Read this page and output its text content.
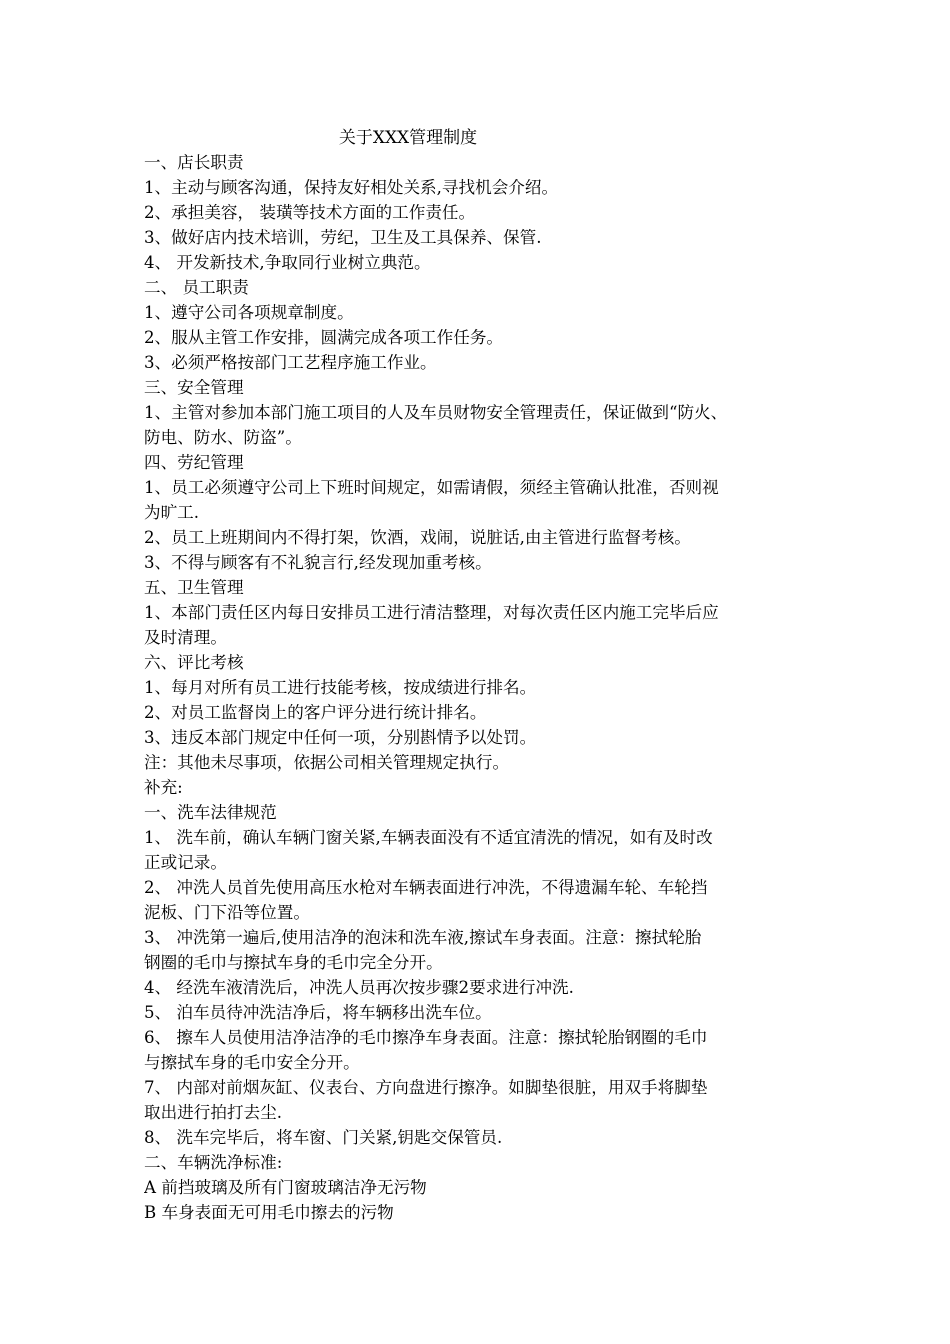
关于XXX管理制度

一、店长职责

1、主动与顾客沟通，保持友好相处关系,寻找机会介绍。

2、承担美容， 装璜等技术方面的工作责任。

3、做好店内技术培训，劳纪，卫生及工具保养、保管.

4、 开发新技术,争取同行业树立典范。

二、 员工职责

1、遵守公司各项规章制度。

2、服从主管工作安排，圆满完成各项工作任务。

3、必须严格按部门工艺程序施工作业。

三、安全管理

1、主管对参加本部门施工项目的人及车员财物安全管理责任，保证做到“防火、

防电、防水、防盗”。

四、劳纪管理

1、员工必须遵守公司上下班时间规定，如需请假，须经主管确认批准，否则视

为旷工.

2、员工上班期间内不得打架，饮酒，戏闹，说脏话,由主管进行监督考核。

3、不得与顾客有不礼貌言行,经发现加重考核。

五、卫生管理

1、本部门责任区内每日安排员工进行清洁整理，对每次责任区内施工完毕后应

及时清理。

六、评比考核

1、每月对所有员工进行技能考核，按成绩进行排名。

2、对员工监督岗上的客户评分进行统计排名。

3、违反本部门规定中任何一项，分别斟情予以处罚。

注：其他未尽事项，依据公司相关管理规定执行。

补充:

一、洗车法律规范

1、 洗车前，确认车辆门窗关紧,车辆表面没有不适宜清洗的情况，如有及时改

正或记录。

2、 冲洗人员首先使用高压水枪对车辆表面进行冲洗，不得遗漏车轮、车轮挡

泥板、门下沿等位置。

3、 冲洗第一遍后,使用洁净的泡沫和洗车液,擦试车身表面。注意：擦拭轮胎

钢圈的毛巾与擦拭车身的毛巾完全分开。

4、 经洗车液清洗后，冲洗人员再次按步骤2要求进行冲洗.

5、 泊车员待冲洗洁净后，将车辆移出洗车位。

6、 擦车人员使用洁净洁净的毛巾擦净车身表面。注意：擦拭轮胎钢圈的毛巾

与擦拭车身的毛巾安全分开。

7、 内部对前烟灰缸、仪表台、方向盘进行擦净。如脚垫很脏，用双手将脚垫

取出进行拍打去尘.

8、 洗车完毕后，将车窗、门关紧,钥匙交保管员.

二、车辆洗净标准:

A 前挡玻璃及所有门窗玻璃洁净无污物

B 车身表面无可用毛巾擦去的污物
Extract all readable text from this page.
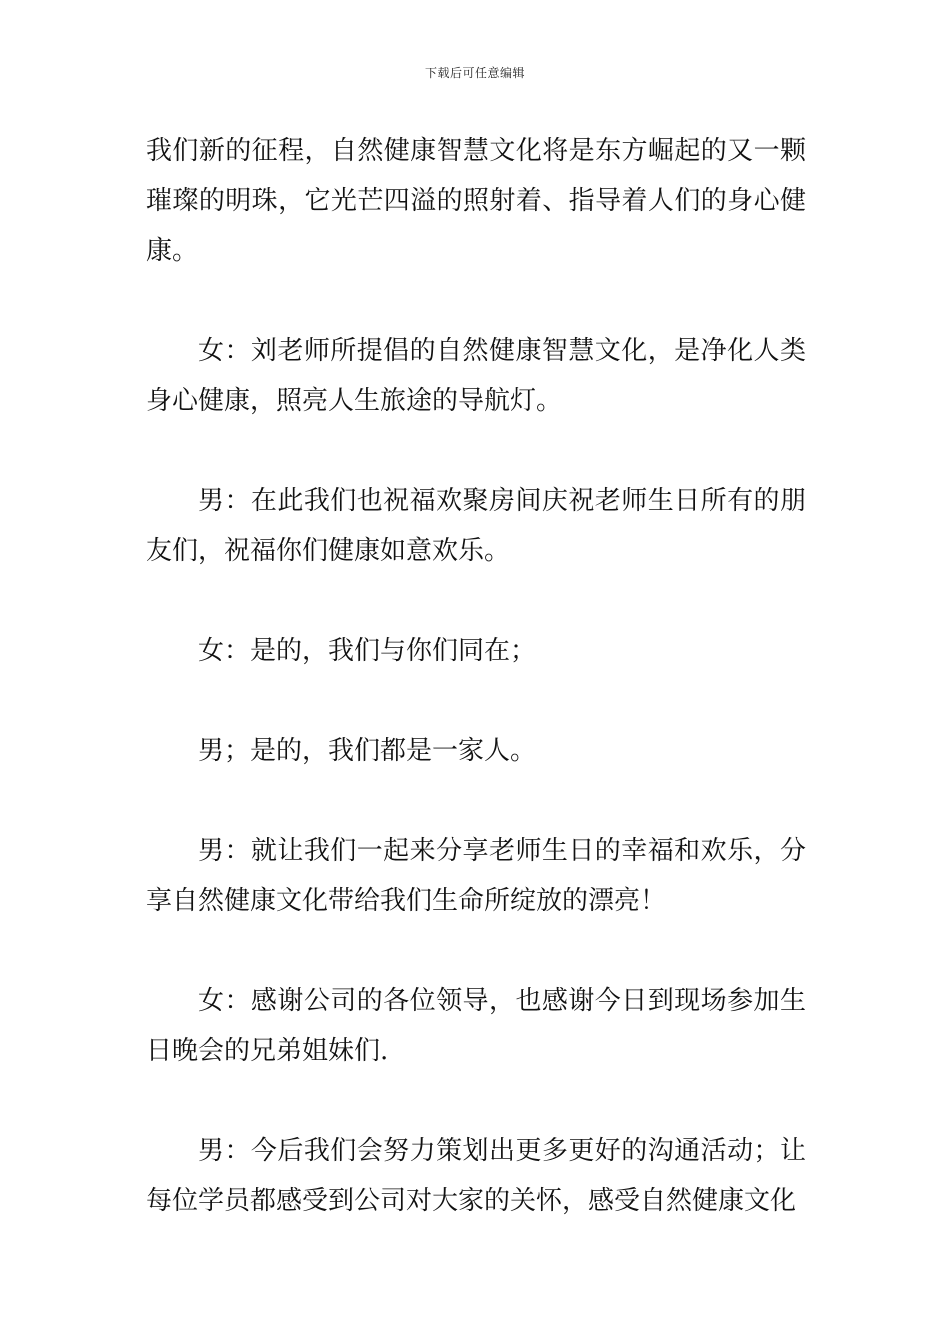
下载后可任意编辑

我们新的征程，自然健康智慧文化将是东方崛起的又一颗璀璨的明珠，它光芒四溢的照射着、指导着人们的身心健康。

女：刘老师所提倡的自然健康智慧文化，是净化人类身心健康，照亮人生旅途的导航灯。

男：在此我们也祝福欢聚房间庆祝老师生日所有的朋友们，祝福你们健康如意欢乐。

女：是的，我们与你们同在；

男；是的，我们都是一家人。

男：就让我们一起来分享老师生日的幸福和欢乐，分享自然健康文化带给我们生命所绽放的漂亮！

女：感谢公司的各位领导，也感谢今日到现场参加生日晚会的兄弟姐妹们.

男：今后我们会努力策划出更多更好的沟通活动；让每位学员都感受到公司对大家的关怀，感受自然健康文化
________________________________________
▸ Prompt: All the lines above are to be reproduced exactly, except the pictures.

▸ Solution:
Read this page and output its text content.
关于XXX管理制度

一、店长职责

1、主动与顾客沟通，保持友好相处关系,寻找机会介绍。

2、承担美容， 装璜等技术方面的工作责任。

3、做好店内技术培训，劳纪，卫生及工具保养、保管.

4、 开发新技术,争取同行业树立典范。

二、 员工职责

1、遵守公司各项规章制度。

2、服从主管工作安排，圆满完成各项工作任务。

3、必须严格按部门工艺程序施工作业。

三、安全管理

1、主管对参加本部门施工项目的人及车员财物安全管理责任，保证做到“防火、

防电、防水、防盗”。

四、劳纪管理

1、员工必须遵守公司上下班时间规定，如需请假，须经主管确认批准，否则视

为旷工.

2、员工上班期间内不得打架，饮酒，戏闹，说脏话,由主管进行监督考核。

3、不得与顾客有不礼貌言行,经发现加重考核。

五、卫生管理

1、本部门责任区内每日安排员工进行清洁整理，对每次责任区内施工完毕后应

及时清理。

六、评比考核

1、每月对所有员工进行技能考核，按成绩进行排名。

2、对员工监督岗上的客户评分进行统计排名。

3、违反本部门规定中任何一项，分别斟情予以处罚。

注：其他未尽事项，依据公司相关管理规定执行。

补充:

一、洗车法律规范

1、 洗车前，确认车辆门窗关紧,车辆表面没有不适宜清洗的情况，如有及时改

正或记录。

2、 冲洗人员首先使用高压水枪对车辆表面进行冲洗，不得遗漏车轮、车轮挡

泥板、门下沿等位置。

3、 冲洗第一遍后,使用洁净的泡沫和洗车液,擦试车身表面。注意：擦拭轮胎

钢圈的毛巾与擦拭车身的毛巾完全分开。

4、 经洗车液清洗后，冲洗人员再次按步骤2要求进行冲洗.

5、 泊车员待冲洗洁净后，将车辆移出洗车位。

6、 擦车人员使用洁净洁净的毛巾擦净车身表面。注意：擦拭轮胎钢圈的毛巾

与擦拭车身的毛巾安全分开。

7、 内部对前烟灰缸、仪表台、方向盘进行擦净。如脚垫很脏，用双手将脚垫

取出进行拍打去尘.

8、 洗车完毕后，将车窗、门关紧,钥匙交保管员.

二、车辆洗净标准:

A 前挡玻璃及所有门窗玻璃洁净无污物

B 车身表面无可用毛巾擦去的污物
Extract all readable text from this page.
下载后可任意编辑

我们新的征程，自然健康智慧文化将是东方崛起的又一颗璀璨的明珠，它光芒四溢的照射着、指导着人们的身心健康。

女：刘老师所提倡的自然健康智慧文化，是净化人类身心健康，照亮人生旅途的导航灯。

男：在此我们也祝福欢聚房间庆祝老师生日所有的朋友们，祝福你们健康如意欢乐。

女：是的，我们与你们同在；

男；是的，我们都是一家人。

男：就让我们一起来分享老师生日的幸福和欢乐，分享自然健康文化带给我们生命所绽放的漂亮！

女：感谢公司的各位领导，也感谢今日到现场参加生日晚会的兄弟姐妹们.

男：今后我们会努力策划出更多更好的沟通活动；让每位学员都感受到公司对大家的关怀，感受自然健康文化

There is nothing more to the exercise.